■ WHAT TO DO ■
As a JSON list of strings, output the lines from the line containing "x-category-label: 2007-08 bbox=[261, 363, 309, 378]" up to and including the line containing "y-tick-label: 60,000 bbox=[22, 249, 62, 264]", one string per line, leaving out blank lines.

◇ ◇ ◇ ◇ ◇ ◇ ◇

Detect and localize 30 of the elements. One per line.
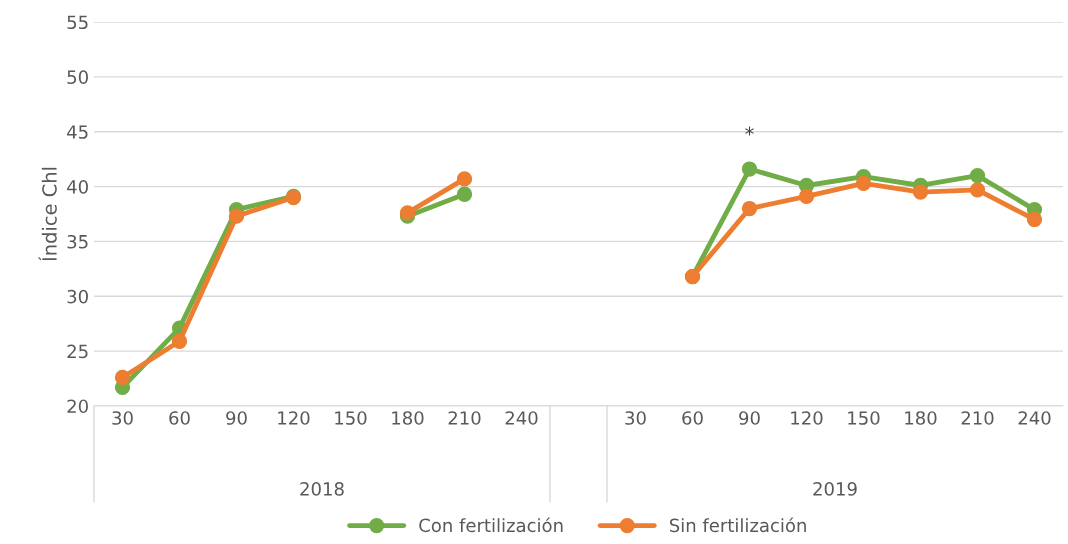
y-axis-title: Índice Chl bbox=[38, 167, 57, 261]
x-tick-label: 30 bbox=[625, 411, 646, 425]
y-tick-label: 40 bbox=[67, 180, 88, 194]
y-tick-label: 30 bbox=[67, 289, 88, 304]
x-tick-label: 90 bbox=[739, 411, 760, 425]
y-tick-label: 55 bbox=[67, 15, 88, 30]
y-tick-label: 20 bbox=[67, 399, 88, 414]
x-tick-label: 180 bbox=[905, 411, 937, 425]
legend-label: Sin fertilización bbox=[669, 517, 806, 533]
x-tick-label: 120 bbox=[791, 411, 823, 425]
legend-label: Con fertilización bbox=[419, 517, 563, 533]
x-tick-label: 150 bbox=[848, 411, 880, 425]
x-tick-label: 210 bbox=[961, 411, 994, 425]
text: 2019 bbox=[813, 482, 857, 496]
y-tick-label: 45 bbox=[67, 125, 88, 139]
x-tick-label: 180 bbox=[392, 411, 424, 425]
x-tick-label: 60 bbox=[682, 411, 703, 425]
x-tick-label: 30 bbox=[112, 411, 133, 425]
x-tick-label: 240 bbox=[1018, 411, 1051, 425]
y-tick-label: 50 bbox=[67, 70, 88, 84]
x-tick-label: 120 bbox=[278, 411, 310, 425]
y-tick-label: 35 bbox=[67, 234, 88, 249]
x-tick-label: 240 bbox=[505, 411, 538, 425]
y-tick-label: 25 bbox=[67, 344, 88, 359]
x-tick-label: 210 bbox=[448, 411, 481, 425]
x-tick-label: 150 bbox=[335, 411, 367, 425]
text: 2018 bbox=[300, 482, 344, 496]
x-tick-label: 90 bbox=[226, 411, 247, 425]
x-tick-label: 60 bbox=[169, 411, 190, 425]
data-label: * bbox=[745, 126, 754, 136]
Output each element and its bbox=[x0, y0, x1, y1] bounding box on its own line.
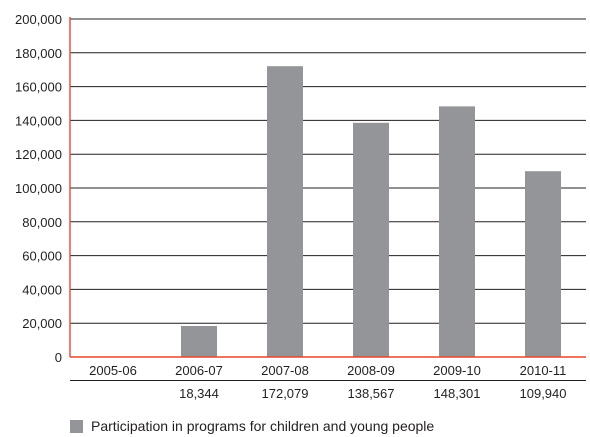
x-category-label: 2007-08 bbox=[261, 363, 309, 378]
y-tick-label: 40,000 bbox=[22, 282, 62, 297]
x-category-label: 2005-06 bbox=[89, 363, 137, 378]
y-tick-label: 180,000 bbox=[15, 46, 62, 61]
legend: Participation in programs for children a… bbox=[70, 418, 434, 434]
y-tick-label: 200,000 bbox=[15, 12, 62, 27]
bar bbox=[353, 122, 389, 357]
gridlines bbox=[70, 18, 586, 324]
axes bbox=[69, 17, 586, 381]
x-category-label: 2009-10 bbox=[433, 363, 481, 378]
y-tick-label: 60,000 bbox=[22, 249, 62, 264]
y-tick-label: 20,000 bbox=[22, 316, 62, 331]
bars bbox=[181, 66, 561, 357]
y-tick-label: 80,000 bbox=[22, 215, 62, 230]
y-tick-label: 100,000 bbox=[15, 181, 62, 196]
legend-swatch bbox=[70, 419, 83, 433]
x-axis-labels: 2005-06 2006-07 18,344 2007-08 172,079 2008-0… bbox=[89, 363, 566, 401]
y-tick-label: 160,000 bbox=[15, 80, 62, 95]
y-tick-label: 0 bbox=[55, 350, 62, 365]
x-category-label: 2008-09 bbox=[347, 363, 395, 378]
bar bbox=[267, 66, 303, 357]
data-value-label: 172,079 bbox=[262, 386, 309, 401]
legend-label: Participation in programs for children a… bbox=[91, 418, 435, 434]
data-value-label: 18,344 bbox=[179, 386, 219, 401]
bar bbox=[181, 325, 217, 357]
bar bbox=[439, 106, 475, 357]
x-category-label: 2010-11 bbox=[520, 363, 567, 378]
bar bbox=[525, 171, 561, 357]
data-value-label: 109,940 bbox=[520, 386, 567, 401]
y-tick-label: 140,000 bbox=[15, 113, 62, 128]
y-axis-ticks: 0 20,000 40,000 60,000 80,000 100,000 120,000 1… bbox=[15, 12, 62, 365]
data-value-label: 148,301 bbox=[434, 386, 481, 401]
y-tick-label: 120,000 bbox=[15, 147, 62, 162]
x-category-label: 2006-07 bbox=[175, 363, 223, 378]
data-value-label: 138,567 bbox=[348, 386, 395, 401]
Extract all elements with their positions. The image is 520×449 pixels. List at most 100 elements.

◇ ◇ ◇ ◇ ◇ ◇ ◇

■ EXERCISE RESPONSE ■
[
  "x-category-label: 2007-08 bbox=[261, 363, 309, 378]",
  "y-tick-label: 40,000 bbox=[22, 282, 62, 297]",
  "x-category-label: 2005-06 bbox=[89, 363, 137, 378]",
  "y-tick-label: 180,000 bbox=[15, 46, 62, 61]",
  "legend: Participation in programs for children a… bbox=[70, 418, 434, 434]",
  "y-tick-label: 200,000 bbox=[15, 12, 62, 27]",
  "bar bbox=[353, 122, 389, 357]",
  "gridlines bbox=[70, 18, 586, 324]",
  "axes bbox=[69, 17, 586, 381]",
  "x-category-label: 2009-10 bbox=[433, 363, 481, 378]",
  "y-tick-label: 60,000 bbox=[22, 249, 62, 264]"
]